Start Given data

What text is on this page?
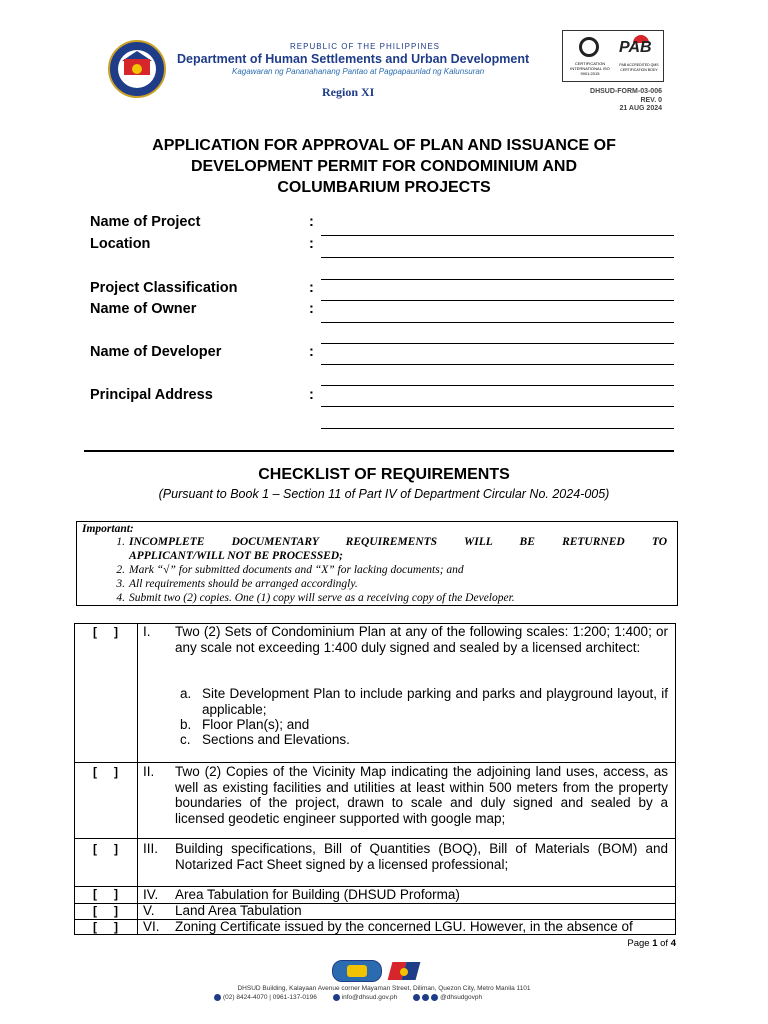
REPUBLIC OF THE PHILIPPINES
Department of Human Settlements and Urban Development
Kagawaran ng Pananahanang Pantao at Pagpapaunlad ng Kalunsuran
Region XI
CERTIFICATION INTERNATIONAL ISO 9001:2015
PAB
PAB ACCREDITED QMS CERTIFICATION BODY
DHSUD-FORM-03-006
REV. 0
21 AUG 2024
APPLICATION FOR APPROVAL OF PLAN AND ISSUANCE OF
DEVELOPMENT PERMIT FOR CONDOMINIUM AND
COLUMBARIUM PROJECTS
Name of Project	:
Location	:
Project Classification	:
Name of Owner	:
Name of Developer	:
Principal Address	:
CHECKLIST OF REQUIREMENTS
(Pursuant to Book 1 – Section 11 of Part IV of Department Circular No. 2024-005)
Important:
1. INCOMPLETE DOCUMENTARY REQUIREMENTS WILL BE RETURNED TO
APPLICANT/WILL NOT BE PROCESSED;
2. Mark “√” for submitted documents and “X” for lacking documents; and
3. All requirements should be arranged accordingly.
4. Submit two (2) copies. One (1) copy will serve as a receiving copy of the Developer.
[ ]	I. Two (2) Sets of Condominium Plan at any of the following scales: 1:200; 1:400; or any scale not exceeding 1:400 duly signed and sealed by a licensed architect:
a. Site Development Plan to include parking and parks and playground layout, if applicable;
b. Floor Plan(s); and
c. Sections and Elevations.
[ ]	II. Two (2) Copies of the Vicinity Map indicating the adjoining land uses, access, as well as existing facilities and utilities at least within 500 meters from the property boundaries of the project, drawn to scale and duly signed and sealed by a licensed geodetic engineer supported with google map;
[ ]	III. Building specifications, Bill of Quantities (BOQ), Bill of Materials (BOM) and Notarized Fact Sheet signed by a licensed professional;
[ ]	IV. Area Tabulation for Building (DHSUD Proforma)
[ ]	V. Land Area Tabulation
[ ]	VI. Zoning Certificate issued by the concerned LGU. However, in the absence of
Page 1 of 4
DHSUD Building, Kalayaan Avenue corner Mayaman Street, Diliman, Quezon City, Metro Manila 1101
(02) 8424-4070 | 0961-137-0196	info@dhsud.gov.ph	@dhsudgovph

End Given data

#### [What is being asked]
Leave the pictures out and write out every entry exactly as given.

#### [Correct answer]
What text is on this page?
REPUBLIC OF THE PHILIPPINES
Department of Human Settlements and Urban Development
Kagawaran ng Pananahanang Pantao at Pagpapaunlad ng Kalunsuran
Region XI
CERTIFICATION INTERNATIONAL ISO 9001:2015
PAB
PAB ACCREDITED QMS CERTIFICATION BODY
DHSUD-FORM-03-006
REV. 0
21 AUG 2024
APPLICATION FOR APPROVAL OF PLAN AND ISSUANCE OF
DEVELOPMENT PERMIT FOR CONDOMINIUM AND
COLUMBARIUM PROJECTS
Name of Project	:
Location	:
Project Classification	:
Name of Owner	:
Name of Developer	:
Principal Address	:
CHECKLIST OF REQUIREMENTS
(Pursuant to Book 1 – Section 11 of Part IV of Department Circular No. 2024-005)
Important:
1. INCOMPLETE DOCUMENTARY REQUIREMENTS WILL BE RETURNED TO
APPLICANT/WILL NOT BE PROCESSED;
2. Mark “√” for submitted documents and “X” for lacking documents; and
3. All requirements should be arranged accordingly.
4. Submit two (2) copies. One (1) copy will serve as a receiving copy of the Developer.
[ ]	I. Two (2) Sets of Condominium Plan at any of the following scales: 1:200; 1:400; or any scale not exceeding 1:400 duly signed and sealed by a licensed architect:
a. Site Development Plan to include parking and parks and playground layout, if applicable;
b. Floor Plan(s); and
c. Sections and Elevations.
[ ]	II. Two (2) Copies of the Vicinity Map indicating the adjoining land uses, access, as well as existing facilities and utilities at least within 500 meters from the property boundaries of the project, drawn to scale and duly signed and sealed by a licensed geodetic engineer supported with google map;
[ ]	III. Building specifications, Bill of Quantities (BOQ), Bill of Materials (BOM) and Notarized Fact Sheet signed by a licensed professional;
[ ]	IV. Area Tabulation for Building (DHSUD Proforma)
[ ]	V. Land Area Tabulation
[ ]	VI. Zoning Certificate issued by the concerned LGU. However, in the absence of
Page 1 of 4
DHSUD Building, Kalayaan Avenue corner Mayaman Street, Diliman, Quezon City, Metro Manila 1101
(02) 8424-4070 | 0961-137-0196	info@dhsud.gov.ph	@dhsudgovph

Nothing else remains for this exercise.